**Given records**:
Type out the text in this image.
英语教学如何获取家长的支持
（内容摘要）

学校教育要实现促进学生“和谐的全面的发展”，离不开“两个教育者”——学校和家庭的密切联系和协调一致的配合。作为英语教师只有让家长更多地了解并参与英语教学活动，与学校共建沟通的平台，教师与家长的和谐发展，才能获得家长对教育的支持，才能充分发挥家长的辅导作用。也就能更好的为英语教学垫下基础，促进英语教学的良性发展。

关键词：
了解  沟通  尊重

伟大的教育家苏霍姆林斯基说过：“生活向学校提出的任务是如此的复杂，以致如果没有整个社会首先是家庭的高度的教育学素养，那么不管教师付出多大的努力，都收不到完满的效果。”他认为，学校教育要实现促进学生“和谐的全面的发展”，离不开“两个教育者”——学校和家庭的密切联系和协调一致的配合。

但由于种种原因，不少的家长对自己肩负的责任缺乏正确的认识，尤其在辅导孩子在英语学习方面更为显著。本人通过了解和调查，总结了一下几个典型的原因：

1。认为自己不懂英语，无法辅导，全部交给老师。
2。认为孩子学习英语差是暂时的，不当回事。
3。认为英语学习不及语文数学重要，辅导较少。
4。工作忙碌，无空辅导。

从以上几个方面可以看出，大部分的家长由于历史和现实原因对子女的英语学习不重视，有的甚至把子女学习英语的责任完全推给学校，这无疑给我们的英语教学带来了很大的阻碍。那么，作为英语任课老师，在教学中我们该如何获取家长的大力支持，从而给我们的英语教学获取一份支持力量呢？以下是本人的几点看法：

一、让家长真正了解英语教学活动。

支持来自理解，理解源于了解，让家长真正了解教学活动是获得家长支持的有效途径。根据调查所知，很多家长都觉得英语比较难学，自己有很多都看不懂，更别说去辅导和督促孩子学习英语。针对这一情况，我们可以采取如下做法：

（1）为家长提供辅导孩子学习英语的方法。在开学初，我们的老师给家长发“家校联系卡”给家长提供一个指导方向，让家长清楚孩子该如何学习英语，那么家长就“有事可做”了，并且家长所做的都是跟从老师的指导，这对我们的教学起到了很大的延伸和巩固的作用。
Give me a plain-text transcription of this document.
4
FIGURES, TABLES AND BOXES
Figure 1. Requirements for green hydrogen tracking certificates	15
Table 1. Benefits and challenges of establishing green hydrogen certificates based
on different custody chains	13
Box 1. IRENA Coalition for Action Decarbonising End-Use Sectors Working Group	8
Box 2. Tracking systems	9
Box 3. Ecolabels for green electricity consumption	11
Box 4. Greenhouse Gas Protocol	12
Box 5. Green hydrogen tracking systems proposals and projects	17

**What is needed**: Reproduce every line of the material above exactly.

**Response below**:
Type out the text in this image.
英语教学如何获取家长的支持
（内容摘要）

学校教育要实现促进学生“和谐的全面的发展”，离不开“两个教育者”——学校和家庭的密切联系和协调一致的配合。作为英语教师只有让家长更多地了解并参与英语教学活动，与学校共建沟通的平台，教师与家长的和谐发展，才能获得家长对教育的支持，才能充分发挥家长的辅导作用。也就能更好的为英语教学垫下基础，促进英语教学的良性发展。

关键词：
了解  沟通  尊重

伟大的教育家苏霍姆林斯基说过：“生活向学校提出的任务是如此的复杂，以致如果没有整个社会首先是家庭的高度的教育学素养，那么不管教师付出多大的努力，都收不到完满的效果。”他认为，学校教育要实现促进学生“和谐的全面的发展”，离不开“两个教育者”——学校和家庭的密切联系和协调一致的配合。

但由于种种原因，不少的家长对自己肩负的责任缺乏正确的认识，尤其在辅导孩子在英语学习方面更为显著。本人通过了解和调查，总结了一下几个典型的原因：

1。认为自己不懂英语，无法辅导，全部交给老师。
2。认为孩子学习英语差是暂时的，不当回事。
3。认为英语学习不及语文数学重要，辅导较少。
4。工作忙碌，无空辅导。

从以上几个方面可以看出，大部分的家长由于历史和现实原因对子女的英语学习不重视，有的甚至把子女学习英语的责任完全推给学校，这无疑给我们的英语教学带来了很大的阻碍。那么，作为英语任课老师，在教学中我们该如何获取家长的大力支持，从而给我们的英语教学获取一份支持力量呢？以下是本人的几点看法：

一、让家长真正了解英语教学活动。

支持来自理解，理解源于了解，让家长真正了解教学活动是获得家长支持的有效途径。根据调查所知，很多家长都觉得英语比较难学，自己有很多都看不懂，更别说去辅导和督促孩子学习英语。针对这一情况，我们可以采取如下做法：

（1）为家长提供辅导孩子学习英语的方法。在开学初，我们的老师给家长发“家校联系卡”给家长提供一个指导方向，让家长清楚孩子该如何学习英语，那么家长就“有事可做”了，并且家长所做的都是跟从老师的指导，这对我们的教学起到了很大的延伸和巩固的作用。
Give me a plain-text transcription of this document.
4
FIGURES, TABLES AND BOXES
Figure 1. Requirements for green hydrogen tracking certificates	15
Table 1. Benefits and challenges of establishing green hydrogen certificates based
on different custody chains	13
Box 1. IRENA Coalition for Action Decarbonising End-Use Sectors Working Group	8
Box 2. Tracking systems	9
Box 3. Ecolabels for green electricity consumption	11
Box 4. Greenhouse Gas Protocol	12
Box 5. Green hydrogen tracking systems proposals and projects	17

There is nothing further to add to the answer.